__WRITTEN PROBLEM 1__
According to the OV-HOI article, what four things does the reward framework in the second training stage incorporate?

__ARTICLE__
>> Begin

What if Agents Could Imagine? Reinforcing Open-Vocabulary HOI Comprehension through Generation

[📖 Paper] [🤗 ImagineAgent-7B] [🤗 ImagineAgent-7B-COT-SFT] [🤗 Dataset]

👀 About OV-HOI

OV-HOI is a novel framework that leverages tool-augmented reinforcement learning for open-vocabulary human-object interaction (HOI) detection.

Unlike prior methods that treat human-object interactions as monolithic entities, OV-HOI innovatively decomposes interactions into discriminative spatial-temporal primitives while dynamically invoking domain-specific tools for cross-modal reasoning, thereby enabling robust zero-shot generalization.

🎯 Core Task

Input:

Image containing human-object interactions
Text query for open-vocabulary recognition
Pre-defined action and object vocabulary

Output:

Detected human-object pairs with interaction labels
Reasoning chain with tool invocation

Reasoning Process:

Human-Object Localization: Detect human and object instances in the image using detection tools
Spatial Relation Analysis: Analyze spatial relationships between human and object (distance, orientation, contact)
Action Reasoning: Infer possible interaction types based on detected entities and their relationships
Scoring & Selection: Compare inferred interactions with text queries and select highest-scoring matches

🏗️ Architecture

Pipeline of the proposed method. This work adopts a two-stage training process. The first stage introduces an innovative tool-augmented CoT dataset for SFT, which decomposes HOI into contextual sub-components with multi-tool integration (human detection, object detection, spatial analysis). The second stage proposes a hierarchical reward framework for GRPO optimization, which incorporates accuracy, format, tool-usage efficiency, and spatial relation relevance for reliable HOI detection.

>> End

__THE RECORDS__
>> Begin

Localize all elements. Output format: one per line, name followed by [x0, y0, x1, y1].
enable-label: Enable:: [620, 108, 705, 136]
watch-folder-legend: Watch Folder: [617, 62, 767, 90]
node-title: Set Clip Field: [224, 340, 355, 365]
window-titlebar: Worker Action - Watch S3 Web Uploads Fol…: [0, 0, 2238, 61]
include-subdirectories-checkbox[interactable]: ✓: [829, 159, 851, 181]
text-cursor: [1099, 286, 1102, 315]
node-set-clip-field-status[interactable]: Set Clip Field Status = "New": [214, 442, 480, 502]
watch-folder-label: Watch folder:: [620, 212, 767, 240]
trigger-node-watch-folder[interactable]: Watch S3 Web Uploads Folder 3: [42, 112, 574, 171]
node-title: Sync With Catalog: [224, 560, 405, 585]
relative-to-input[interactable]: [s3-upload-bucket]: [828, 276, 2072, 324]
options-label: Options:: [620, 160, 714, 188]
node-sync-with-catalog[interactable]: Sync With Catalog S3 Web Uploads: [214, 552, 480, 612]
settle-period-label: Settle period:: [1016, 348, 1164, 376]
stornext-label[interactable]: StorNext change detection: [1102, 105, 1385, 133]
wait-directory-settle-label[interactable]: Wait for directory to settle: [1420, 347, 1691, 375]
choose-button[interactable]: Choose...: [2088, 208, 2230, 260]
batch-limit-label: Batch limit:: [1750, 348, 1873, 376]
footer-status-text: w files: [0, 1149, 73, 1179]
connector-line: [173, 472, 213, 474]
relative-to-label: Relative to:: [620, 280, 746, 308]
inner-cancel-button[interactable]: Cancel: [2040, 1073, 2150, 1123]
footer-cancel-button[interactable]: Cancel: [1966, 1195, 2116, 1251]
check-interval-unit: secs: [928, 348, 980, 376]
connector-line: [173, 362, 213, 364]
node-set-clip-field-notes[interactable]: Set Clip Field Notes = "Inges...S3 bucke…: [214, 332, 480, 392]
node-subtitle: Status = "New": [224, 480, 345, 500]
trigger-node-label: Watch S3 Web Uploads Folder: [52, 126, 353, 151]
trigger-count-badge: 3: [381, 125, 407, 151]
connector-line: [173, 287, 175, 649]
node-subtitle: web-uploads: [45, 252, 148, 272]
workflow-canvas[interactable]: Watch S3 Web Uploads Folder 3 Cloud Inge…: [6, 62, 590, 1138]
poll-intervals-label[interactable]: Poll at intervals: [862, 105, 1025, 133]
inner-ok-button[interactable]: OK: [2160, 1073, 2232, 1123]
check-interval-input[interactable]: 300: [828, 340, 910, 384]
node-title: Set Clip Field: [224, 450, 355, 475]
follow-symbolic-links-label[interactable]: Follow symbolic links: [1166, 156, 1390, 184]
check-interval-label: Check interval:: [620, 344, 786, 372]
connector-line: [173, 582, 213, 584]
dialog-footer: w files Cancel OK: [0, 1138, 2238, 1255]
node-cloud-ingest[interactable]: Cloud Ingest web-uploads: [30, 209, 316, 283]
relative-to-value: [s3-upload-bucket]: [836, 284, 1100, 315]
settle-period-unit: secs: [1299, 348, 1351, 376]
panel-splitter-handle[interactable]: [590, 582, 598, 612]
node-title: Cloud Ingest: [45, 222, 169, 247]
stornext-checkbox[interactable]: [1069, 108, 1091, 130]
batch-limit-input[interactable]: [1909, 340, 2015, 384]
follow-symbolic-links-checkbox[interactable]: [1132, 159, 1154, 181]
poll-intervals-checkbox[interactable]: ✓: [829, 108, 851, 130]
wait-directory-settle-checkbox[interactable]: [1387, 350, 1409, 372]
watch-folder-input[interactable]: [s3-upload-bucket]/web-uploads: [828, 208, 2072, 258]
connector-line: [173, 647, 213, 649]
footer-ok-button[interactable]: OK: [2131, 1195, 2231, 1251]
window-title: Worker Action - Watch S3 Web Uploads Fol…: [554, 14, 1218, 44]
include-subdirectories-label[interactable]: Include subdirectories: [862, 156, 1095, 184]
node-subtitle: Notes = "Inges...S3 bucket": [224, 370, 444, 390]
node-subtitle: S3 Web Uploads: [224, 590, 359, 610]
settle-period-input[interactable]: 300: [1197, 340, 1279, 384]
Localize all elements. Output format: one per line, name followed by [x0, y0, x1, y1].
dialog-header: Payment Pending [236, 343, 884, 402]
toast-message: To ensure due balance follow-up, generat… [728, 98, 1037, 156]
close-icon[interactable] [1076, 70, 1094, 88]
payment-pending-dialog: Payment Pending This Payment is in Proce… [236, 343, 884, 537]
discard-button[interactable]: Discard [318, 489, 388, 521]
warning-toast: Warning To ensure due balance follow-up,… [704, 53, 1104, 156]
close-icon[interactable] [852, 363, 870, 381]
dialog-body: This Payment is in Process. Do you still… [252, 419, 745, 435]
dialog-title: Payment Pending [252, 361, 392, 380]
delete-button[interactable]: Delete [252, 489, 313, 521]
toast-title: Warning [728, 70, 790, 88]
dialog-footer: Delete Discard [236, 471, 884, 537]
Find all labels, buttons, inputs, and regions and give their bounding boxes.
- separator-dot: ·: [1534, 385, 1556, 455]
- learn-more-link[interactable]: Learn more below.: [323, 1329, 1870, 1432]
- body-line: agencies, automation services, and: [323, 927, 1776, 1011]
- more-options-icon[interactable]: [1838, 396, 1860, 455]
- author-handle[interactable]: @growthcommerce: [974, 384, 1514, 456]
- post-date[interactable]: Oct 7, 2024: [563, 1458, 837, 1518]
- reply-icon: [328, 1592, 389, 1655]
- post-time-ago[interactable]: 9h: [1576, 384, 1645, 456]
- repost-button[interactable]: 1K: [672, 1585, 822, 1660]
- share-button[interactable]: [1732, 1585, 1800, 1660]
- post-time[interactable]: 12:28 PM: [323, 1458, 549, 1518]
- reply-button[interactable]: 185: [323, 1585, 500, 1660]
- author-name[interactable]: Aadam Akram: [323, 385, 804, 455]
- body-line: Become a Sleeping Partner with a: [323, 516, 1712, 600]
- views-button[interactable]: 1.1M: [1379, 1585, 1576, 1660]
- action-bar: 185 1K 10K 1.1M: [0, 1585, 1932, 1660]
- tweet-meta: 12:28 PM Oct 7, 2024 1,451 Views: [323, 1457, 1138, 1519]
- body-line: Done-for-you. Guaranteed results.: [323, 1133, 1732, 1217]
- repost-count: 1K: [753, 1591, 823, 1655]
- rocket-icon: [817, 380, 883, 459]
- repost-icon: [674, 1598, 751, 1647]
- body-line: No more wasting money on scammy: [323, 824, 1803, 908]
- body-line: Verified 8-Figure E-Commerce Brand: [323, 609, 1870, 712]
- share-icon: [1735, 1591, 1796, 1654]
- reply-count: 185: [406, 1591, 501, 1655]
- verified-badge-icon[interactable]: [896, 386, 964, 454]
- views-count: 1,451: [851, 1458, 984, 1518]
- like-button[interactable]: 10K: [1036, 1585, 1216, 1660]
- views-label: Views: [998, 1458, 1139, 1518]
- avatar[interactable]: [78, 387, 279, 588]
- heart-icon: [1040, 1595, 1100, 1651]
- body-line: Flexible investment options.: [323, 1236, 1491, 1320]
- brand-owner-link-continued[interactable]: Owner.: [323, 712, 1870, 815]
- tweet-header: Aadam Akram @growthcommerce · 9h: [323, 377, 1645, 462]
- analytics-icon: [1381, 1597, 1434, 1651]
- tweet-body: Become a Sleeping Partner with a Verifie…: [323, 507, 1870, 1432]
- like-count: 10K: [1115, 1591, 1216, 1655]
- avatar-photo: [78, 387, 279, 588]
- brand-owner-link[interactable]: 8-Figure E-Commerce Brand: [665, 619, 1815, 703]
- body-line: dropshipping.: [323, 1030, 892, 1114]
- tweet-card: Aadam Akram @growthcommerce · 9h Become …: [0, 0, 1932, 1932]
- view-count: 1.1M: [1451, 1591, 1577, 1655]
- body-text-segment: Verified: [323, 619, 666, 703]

>> End

__WRITTEN PROBLEM 2__
Print, verbatim, the part of the records that opens with their first line and closes with the line containing "wait-directory-settle-label[interactable]: Wait for", including both of those lines. Print nothing else.

__WRITTEN SOLUTION 1__
Accuracy, format, tool-usage efficiency, and spatial relation relevance.

__WRITTEN SOLUTION 2__
Localize all elements. Output format: one per line, name followed by [x0, y0, x1, y1].
enable-label: Enable:: [620, 108, 705, 136]
watch-folder-legend: Watch Folder: [617, 62, 767, 90]
node-title: Set Clip Field: [224, 340, 355, 365]
window-titlebar: Worker Action - Watch S3 Web Uploads Fol…: [0, 0, 2238, 61]
include-subdirectories-checkbox[interactable]: ✓: [829, 159, 851, 181]
text-cursor: [1099, 286, 1102, 315]
node-set-clip-field-status[interactable]: Set Clip Field Status = "New": [214, 442, 480, 502]
watch-folder-label: Watch folder:: [620, 212, 767, 240]
trigger-node-watch-folder[interactable]: Watch S3 Web Uploads Folder 3: [42, 112, 574, 171]
node-title: Sync With Catalog: [224, 560, 405, 585]
relative-to-input[interactable]: [s3-upload-bucket]: [828, 276, 2072, 324]
options-label: Options:: [620, 160, 714, 188]
node-sync-with-catalog[interactable]: Sync With Catalog S3 Web Uploads: [214, 552, 480, 612]
settle-period-label: Settle period:: [1016, 348, 1164, 376]
stornext-label[interactable]: StorNext change detection: [1102, 105, 1385, 133]
wait-directory-settle-label[interactable]: Wait for directory to settle: [1420, 347, 1691, 375]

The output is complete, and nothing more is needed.